Problem details: Wherever a line in the data below holds "associated", copy that line.
──────── Provided records ────────
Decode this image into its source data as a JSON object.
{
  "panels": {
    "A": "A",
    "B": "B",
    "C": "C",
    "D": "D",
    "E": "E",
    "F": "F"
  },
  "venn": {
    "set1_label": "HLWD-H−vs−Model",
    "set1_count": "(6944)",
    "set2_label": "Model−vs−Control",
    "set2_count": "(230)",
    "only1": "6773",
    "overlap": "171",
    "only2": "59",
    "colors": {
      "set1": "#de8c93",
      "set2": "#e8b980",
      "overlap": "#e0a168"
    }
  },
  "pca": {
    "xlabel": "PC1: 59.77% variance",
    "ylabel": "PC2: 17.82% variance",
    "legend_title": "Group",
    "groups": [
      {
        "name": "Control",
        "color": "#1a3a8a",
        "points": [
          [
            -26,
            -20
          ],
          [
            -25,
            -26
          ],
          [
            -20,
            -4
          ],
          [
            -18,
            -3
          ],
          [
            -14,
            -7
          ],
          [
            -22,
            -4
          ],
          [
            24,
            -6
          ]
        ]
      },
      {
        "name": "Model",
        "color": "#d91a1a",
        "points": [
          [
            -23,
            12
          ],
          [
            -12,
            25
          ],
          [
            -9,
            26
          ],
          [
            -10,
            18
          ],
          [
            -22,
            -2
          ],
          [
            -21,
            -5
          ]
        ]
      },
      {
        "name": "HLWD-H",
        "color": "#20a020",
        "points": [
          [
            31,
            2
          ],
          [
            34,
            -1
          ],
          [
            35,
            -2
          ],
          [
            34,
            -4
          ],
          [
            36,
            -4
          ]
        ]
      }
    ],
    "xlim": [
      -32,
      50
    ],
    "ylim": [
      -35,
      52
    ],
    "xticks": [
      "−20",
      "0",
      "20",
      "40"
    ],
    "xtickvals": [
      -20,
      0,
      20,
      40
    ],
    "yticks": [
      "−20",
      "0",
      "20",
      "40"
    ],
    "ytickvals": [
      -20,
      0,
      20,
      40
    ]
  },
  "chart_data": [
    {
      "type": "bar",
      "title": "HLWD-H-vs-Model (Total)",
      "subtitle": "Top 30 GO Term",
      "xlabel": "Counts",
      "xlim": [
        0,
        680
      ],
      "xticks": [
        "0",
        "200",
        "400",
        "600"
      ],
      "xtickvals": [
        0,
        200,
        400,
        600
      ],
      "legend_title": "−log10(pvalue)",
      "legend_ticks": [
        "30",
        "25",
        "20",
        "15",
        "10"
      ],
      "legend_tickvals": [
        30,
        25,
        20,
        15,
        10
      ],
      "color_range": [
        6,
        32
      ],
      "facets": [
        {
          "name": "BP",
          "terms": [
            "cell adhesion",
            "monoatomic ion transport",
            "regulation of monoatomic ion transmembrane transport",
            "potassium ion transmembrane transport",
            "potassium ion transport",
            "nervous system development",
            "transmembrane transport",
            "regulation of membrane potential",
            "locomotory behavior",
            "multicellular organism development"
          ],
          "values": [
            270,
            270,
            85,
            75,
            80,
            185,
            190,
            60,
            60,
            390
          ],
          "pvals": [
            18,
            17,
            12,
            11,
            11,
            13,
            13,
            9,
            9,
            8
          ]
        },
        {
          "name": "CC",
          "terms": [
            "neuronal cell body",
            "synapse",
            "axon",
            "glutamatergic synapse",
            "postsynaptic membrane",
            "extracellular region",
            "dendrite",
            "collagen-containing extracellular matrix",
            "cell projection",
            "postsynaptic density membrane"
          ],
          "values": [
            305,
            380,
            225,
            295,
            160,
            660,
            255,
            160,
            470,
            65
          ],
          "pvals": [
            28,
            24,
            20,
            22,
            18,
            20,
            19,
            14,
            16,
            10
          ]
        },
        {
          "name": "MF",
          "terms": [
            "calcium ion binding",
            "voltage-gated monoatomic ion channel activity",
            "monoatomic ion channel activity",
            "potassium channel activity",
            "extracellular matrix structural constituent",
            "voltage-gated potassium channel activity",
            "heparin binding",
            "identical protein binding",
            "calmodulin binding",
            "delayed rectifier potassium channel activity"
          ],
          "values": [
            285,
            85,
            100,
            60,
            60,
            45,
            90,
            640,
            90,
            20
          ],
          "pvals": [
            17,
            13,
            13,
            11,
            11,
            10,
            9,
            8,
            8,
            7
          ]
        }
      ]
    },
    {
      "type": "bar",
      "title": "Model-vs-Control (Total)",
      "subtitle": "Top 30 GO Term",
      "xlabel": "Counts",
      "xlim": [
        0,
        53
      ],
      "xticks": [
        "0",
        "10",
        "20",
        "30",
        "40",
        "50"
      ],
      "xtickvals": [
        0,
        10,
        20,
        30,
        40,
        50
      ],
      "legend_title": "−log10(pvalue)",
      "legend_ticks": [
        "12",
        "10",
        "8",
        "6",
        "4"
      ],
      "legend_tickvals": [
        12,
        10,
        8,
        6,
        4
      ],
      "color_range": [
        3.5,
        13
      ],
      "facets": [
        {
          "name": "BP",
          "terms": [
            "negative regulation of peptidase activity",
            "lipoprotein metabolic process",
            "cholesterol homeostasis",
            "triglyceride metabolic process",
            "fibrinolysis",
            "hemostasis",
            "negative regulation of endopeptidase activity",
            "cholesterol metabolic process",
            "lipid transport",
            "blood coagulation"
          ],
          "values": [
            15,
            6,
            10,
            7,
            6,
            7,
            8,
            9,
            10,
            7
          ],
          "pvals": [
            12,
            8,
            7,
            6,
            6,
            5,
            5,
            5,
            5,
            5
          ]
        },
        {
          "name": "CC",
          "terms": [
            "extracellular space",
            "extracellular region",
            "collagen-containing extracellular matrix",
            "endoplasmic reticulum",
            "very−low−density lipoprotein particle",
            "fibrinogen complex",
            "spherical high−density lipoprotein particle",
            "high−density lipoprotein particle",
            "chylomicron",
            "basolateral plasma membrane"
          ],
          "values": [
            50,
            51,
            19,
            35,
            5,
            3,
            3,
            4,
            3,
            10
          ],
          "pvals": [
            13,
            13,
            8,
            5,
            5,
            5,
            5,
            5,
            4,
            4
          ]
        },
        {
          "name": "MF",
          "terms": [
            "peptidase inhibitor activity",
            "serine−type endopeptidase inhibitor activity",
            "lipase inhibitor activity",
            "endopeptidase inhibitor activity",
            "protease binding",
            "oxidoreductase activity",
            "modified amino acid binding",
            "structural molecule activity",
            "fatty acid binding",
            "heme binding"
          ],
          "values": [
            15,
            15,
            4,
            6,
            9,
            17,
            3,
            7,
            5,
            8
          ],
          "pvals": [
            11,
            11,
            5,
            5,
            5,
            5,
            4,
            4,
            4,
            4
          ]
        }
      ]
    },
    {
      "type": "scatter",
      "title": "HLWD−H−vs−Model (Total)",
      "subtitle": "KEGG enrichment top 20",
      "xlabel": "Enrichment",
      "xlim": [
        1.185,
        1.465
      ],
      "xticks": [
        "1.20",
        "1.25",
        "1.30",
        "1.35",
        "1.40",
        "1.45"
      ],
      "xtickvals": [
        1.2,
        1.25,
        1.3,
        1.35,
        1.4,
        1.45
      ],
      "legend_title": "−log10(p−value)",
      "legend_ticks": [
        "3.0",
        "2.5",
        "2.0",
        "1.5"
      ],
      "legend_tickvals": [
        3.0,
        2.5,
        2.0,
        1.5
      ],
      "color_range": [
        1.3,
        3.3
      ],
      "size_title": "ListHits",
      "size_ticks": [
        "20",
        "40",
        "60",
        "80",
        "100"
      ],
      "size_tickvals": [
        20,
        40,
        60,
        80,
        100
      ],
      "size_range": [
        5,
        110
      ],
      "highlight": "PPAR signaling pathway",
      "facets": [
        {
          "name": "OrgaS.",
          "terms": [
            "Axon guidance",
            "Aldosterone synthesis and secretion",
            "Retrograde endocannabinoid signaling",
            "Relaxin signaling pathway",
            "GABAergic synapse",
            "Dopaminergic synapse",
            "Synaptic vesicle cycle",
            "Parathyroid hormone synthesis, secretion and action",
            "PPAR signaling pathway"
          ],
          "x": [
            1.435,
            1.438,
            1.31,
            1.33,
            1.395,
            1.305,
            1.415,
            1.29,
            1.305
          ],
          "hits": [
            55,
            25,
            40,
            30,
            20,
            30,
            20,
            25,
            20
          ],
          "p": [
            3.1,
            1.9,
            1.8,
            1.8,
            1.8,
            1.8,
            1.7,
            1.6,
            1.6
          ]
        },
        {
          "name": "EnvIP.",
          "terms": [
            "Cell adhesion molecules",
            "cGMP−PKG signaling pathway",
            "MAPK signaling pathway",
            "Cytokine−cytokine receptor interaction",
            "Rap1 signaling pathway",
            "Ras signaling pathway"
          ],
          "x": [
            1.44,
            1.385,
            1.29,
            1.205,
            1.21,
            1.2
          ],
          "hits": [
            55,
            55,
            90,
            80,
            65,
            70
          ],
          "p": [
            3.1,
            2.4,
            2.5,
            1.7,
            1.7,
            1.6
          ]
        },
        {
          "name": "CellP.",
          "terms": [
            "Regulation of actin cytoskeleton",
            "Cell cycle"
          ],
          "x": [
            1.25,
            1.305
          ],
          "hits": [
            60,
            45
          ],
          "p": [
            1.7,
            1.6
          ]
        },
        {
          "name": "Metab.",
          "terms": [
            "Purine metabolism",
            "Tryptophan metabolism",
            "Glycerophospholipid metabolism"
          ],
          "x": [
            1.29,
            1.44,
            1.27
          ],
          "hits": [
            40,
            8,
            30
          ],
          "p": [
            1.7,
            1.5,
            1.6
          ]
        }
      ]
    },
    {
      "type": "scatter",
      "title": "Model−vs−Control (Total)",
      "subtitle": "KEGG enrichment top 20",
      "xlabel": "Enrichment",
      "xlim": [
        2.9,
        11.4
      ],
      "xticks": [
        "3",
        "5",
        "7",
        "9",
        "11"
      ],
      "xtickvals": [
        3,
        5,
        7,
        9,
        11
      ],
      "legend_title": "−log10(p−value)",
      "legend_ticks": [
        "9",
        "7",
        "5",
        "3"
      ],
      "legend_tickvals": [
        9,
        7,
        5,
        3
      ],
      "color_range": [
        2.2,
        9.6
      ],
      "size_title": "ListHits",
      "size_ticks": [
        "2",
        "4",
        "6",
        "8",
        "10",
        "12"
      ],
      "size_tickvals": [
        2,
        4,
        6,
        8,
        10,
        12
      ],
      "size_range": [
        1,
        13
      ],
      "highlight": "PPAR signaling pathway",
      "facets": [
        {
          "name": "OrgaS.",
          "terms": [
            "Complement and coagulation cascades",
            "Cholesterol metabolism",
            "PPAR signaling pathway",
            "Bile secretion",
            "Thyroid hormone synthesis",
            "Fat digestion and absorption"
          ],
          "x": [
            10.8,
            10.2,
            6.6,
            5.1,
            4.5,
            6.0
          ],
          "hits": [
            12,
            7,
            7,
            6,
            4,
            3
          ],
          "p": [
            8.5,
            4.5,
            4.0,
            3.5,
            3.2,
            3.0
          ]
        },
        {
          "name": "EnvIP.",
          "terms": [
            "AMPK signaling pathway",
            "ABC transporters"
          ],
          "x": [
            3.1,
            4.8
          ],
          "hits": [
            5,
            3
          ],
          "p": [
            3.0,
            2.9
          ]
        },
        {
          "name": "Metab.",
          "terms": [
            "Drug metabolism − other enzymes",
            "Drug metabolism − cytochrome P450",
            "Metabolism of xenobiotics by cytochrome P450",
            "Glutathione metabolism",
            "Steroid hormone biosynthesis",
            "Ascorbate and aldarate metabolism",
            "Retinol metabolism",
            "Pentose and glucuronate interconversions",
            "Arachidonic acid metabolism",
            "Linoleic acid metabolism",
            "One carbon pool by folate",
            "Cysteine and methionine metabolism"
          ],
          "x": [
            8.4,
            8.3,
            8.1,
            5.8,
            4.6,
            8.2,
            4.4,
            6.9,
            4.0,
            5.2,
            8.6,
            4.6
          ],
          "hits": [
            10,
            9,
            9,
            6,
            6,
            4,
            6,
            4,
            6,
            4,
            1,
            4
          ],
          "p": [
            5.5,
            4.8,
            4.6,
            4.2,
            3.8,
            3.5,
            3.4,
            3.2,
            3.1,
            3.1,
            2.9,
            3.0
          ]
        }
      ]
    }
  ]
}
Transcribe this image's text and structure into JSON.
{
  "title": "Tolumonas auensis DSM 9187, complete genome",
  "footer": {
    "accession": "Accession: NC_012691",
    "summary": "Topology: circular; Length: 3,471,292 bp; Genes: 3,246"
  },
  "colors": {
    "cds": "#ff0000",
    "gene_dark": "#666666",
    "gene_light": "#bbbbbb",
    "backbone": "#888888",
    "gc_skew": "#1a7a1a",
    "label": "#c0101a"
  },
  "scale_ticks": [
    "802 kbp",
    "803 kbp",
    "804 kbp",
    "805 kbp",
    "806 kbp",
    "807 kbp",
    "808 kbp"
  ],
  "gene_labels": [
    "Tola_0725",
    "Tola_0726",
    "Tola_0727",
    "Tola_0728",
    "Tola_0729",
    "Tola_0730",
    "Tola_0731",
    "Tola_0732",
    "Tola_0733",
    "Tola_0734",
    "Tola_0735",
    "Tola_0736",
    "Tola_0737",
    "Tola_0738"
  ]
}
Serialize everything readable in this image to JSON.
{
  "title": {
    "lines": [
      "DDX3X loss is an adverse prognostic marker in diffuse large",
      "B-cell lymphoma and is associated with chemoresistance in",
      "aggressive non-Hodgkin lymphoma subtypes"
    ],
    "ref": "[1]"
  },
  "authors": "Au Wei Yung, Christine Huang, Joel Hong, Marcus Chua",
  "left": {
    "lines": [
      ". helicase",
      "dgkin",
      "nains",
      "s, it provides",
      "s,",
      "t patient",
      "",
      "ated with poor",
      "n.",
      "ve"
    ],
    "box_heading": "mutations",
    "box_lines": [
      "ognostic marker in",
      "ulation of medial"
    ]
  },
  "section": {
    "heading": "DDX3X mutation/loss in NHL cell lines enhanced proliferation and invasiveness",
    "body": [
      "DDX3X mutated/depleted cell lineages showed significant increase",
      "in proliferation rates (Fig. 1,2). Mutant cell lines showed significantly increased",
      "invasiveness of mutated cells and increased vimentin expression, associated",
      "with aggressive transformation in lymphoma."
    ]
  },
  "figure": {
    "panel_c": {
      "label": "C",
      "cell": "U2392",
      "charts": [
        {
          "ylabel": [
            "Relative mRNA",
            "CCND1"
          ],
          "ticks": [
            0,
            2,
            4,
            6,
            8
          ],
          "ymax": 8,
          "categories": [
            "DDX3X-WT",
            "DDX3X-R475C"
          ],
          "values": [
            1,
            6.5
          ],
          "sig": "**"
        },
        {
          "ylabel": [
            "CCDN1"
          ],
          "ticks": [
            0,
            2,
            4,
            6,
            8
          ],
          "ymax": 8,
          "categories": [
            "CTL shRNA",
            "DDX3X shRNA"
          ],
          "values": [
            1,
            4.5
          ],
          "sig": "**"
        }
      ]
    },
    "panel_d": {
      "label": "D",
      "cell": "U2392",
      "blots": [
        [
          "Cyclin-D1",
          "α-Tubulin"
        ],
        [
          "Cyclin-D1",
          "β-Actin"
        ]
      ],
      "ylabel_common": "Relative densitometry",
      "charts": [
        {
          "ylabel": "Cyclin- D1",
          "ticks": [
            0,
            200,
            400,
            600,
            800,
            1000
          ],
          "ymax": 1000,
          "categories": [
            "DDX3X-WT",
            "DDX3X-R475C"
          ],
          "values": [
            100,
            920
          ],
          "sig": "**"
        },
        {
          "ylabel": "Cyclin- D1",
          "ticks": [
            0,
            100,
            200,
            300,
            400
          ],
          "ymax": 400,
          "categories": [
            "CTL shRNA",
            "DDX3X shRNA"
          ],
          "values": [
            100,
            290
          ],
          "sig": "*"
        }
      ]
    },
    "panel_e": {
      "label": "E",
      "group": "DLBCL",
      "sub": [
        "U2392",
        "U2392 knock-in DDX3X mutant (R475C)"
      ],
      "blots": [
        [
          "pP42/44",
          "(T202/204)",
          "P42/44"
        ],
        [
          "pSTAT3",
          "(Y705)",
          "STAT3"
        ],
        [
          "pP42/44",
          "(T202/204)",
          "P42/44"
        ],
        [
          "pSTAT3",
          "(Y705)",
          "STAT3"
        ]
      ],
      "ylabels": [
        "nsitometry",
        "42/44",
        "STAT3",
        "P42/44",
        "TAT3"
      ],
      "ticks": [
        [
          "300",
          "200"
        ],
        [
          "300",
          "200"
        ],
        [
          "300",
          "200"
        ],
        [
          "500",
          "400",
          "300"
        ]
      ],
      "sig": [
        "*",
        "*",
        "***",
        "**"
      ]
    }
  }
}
────────
Task output:
      "B-cell lymphoma and is associated with chemoresistance in",
      "invasiveness of mutated cells and increased vimentin expression, associated",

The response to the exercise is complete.